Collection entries

• • •

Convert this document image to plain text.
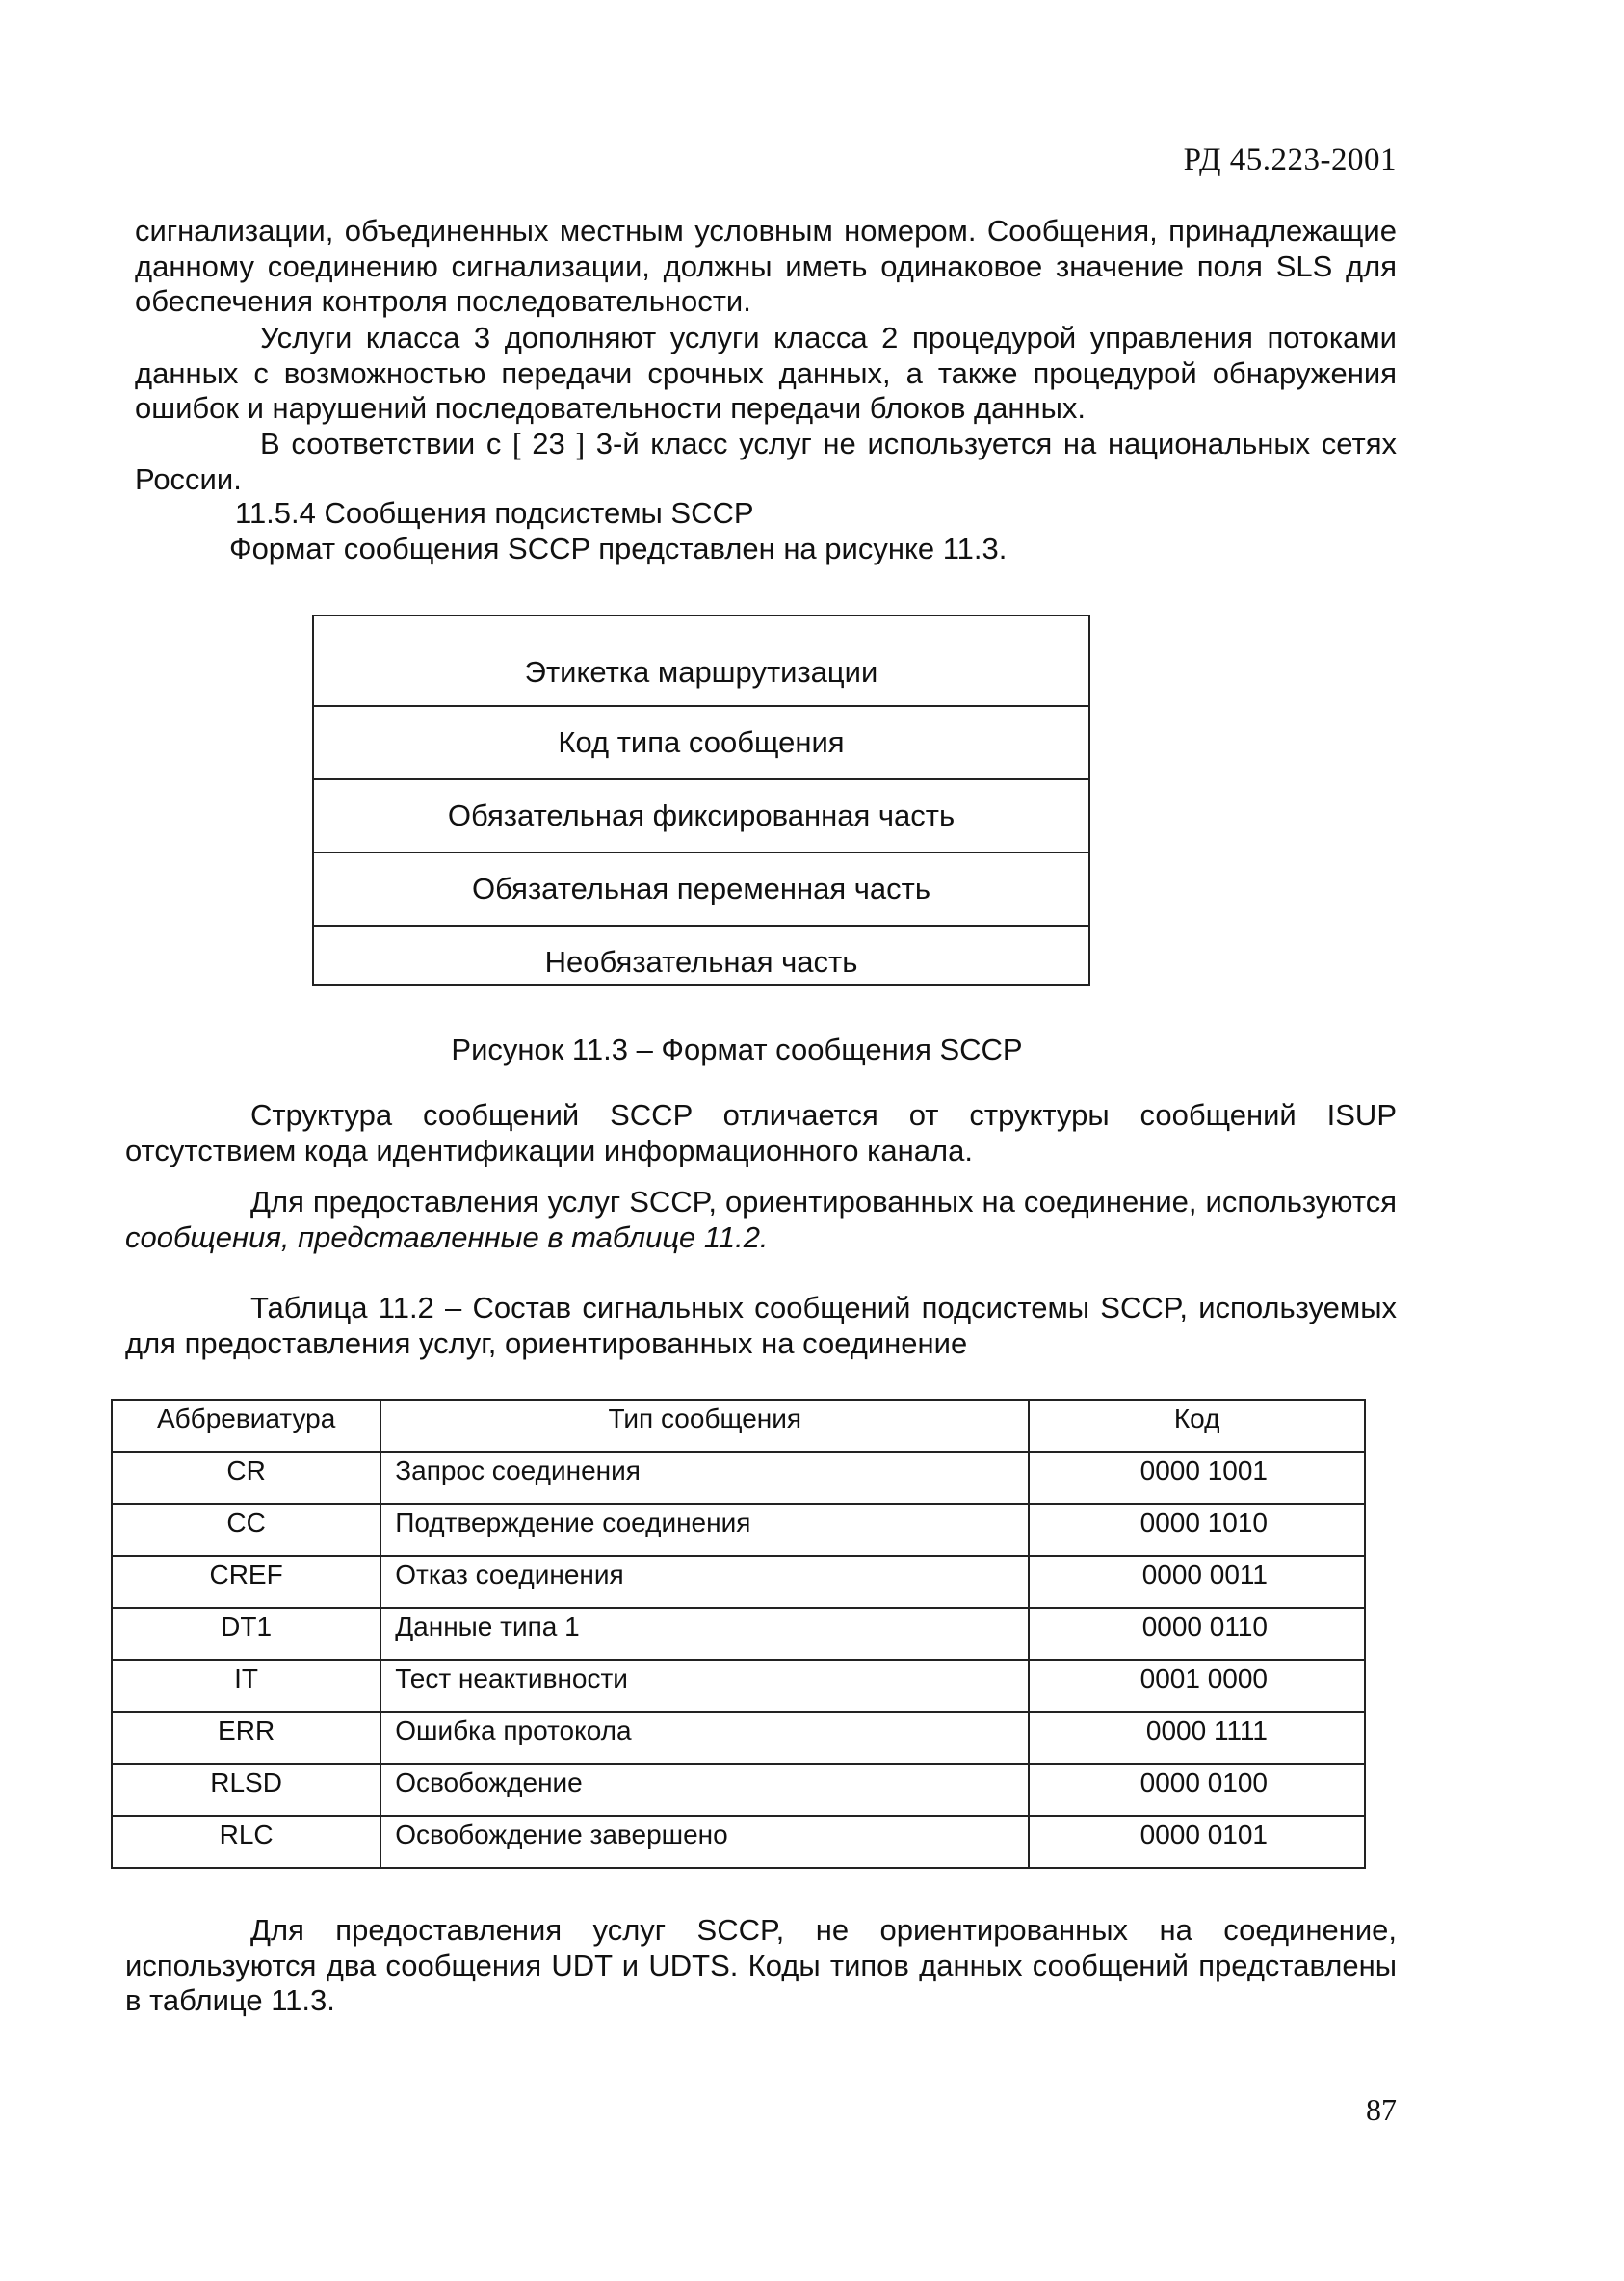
РД 45.223-2001

сигнализации, объединенных местным условным номером. Сообщения, принадлежащие данному соединению сигнализации, должны иметь одинаковое значение поля SLS для обеспечения контроля последовательности.

Услуги класса 3 дополняют услуги класса 2 процедурой управления потоками данных с возможностью передачи срочных данных, а также процедурой обнаружения ошибок и нарушений последовательности передачи блоков данных.

В соответствии с [ 23 ] 3-й класс услуг не используется на национальных сетях России.

11.5.4 Сообщения подсистемы SCCP

Формат сообщения SCCP представлен на рисунке 11.3.

Этикетка маршрутизации
Код типа сообщения
Обязательная фиксированная часть
Обязательная переменная часть
Необязательная часть
Рисунок 11.3 – Формат сообщения SCCP

Структура сообщений SCCP отличается от структуры сообщений ISUP отсутствием кода идентификации информационного канала.

Для предоставления услуг SCCP, ориентированных на соединение, используются сообщения, представленные в таблице 11.2.

Таблица 11.2 – Состав сигнальных сообщений подсистемы SCCP, используемых для предоставления услуг, ориентированных на соединение

Аббревиатура	Тип сообщения	Код
CR	Запрос соединения	0000 1001
CC	Подтверждение соединения	0000 1010
CREF	Отказ соединения	0000 0011
DT1	Данные типа 1	0000 0110
IT	Тест неактивности	0001 0000
ERR	Ошибка протокола	0000 1111
RLSD	Освобождение	0000 0100
RLC	Освобождение завершено	0000 0101

Для предоставления услуг SCCP, не ориентированных на соединение, используются два сообщения UDT и UDTS. Коды типов данных сообщений представлены в таблице 11.3.

87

• • •

List each line holding the string "таблице".

• **Result for this task**:
Для предоставления услуг SCCP, ориентированных на соединение, используются сообщения, представленные в таблице 11.2.
Для предоставления услуг SCCP, не ориентированных на соединение, используются два сообщения UDT и UDTS. Коды типов данных сообщений представлены в таблице 11.3.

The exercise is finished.